#### TASK GOAL:
Output, please, every line from the line that holds "Output a JSON" to the end, exactly as written.

[Structured figure records]

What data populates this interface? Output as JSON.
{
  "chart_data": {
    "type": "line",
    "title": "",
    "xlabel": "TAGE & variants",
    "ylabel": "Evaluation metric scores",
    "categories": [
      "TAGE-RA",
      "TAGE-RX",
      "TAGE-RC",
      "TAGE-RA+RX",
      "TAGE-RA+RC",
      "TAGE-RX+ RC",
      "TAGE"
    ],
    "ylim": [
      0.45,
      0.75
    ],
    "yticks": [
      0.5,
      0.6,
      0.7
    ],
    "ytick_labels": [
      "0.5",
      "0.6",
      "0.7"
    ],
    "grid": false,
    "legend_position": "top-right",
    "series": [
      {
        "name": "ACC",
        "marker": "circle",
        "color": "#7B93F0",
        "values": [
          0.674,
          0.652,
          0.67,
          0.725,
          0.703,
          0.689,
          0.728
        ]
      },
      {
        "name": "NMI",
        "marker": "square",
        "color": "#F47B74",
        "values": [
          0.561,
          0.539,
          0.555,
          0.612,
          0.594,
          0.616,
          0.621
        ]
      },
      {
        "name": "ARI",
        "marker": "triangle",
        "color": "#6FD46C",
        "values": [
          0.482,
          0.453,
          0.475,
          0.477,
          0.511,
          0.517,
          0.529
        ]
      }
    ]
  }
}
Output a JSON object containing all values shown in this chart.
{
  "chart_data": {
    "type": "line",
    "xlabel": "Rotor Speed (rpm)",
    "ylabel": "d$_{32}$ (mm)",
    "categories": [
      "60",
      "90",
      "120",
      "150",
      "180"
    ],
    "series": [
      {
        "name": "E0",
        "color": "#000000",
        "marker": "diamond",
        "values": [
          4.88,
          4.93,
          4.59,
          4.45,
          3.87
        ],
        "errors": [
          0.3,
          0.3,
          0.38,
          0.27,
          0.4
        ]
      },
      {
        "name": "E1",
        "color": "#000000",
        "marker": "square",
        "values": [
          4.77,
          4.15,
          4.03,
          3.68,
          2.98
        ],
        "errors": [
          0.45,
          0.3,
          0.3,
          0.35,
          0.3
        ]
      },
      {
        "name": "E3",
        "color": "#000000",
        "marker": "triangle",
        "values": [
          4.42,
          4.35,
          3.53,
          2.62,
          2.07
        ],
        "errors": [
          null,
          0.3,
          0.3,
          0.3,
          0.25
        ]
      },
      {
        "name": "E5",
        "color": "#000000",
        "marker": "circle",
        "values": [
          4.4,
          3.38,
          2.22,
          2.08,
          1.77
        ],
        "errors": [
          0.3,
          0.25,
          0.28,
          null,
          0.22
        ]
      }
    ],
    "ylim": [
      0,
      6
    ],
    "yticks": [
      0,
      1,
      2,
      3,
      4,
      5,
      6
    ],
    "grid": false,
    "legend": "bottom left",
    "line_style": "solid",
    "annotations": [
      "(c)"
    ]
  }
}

#### SOLUTION TO THIS PROBLEM:
Output a JSON object containing all values shown in this chart.
{
  "chart_data": {
    "type": "line",
    "xlabel": "Rotor Speed (rpm)",
    "ylabel": "d$_{32}$ (mm)",
    "categories": [
      "60",
      "90",
      "120",
      "150",
      "180"
    ],
    "series": [
      {
        "name": "E0",
        "color": "#000000",
        "marker": "diamond",
        "values": [
          4.88,
          4.93,
          4.59,
          4.45,
          3.87
        ],
        "errors": [
          0.3,
          0.3,
          0.38,
          0.27,
          0.4
        ]
      },
      {
        "name": "E1",
        "color": "#000000",
        "marker": "square",
        "values": [
          4.77,
          4.15,
          4.03,
          3.68,
          2.98
        ],
        "errors": [
          0.45,
          0.3,
          0.3,
          0.35,
          0.3
        ]
      },
      {
        "name": "E3",
        "color": "#000000",
        "marker": "triangle",
        "values": [
          4.42,
          4.35,
          3.53,
          2.62,
          2.07
        ],
        "errors": [
          null,
          0.3,
          0.3,
          0.3,
          0.25
        ]
      },
      {
        "name": "E5",
        "color": "#000000",
        "marker": "circle",
        "values": [
          4.4,
          3.38,
          2.22,
          2.08,
          1.77
        ],
        "errors": [
          0.3,
          0.25,
          0.28,
          null,
          0.22
        ]
      }
    ],
    "ylim": [
      0,
      6
    ],
    "yticks": [
      0,
      1,
      2,
      3,
      4,
      5,
      6
    ],
    "grid": false,
    "legend": "bottom left",
    "line_style": "solid",
    "annotations": [
      "(c)"
    ]
  }
}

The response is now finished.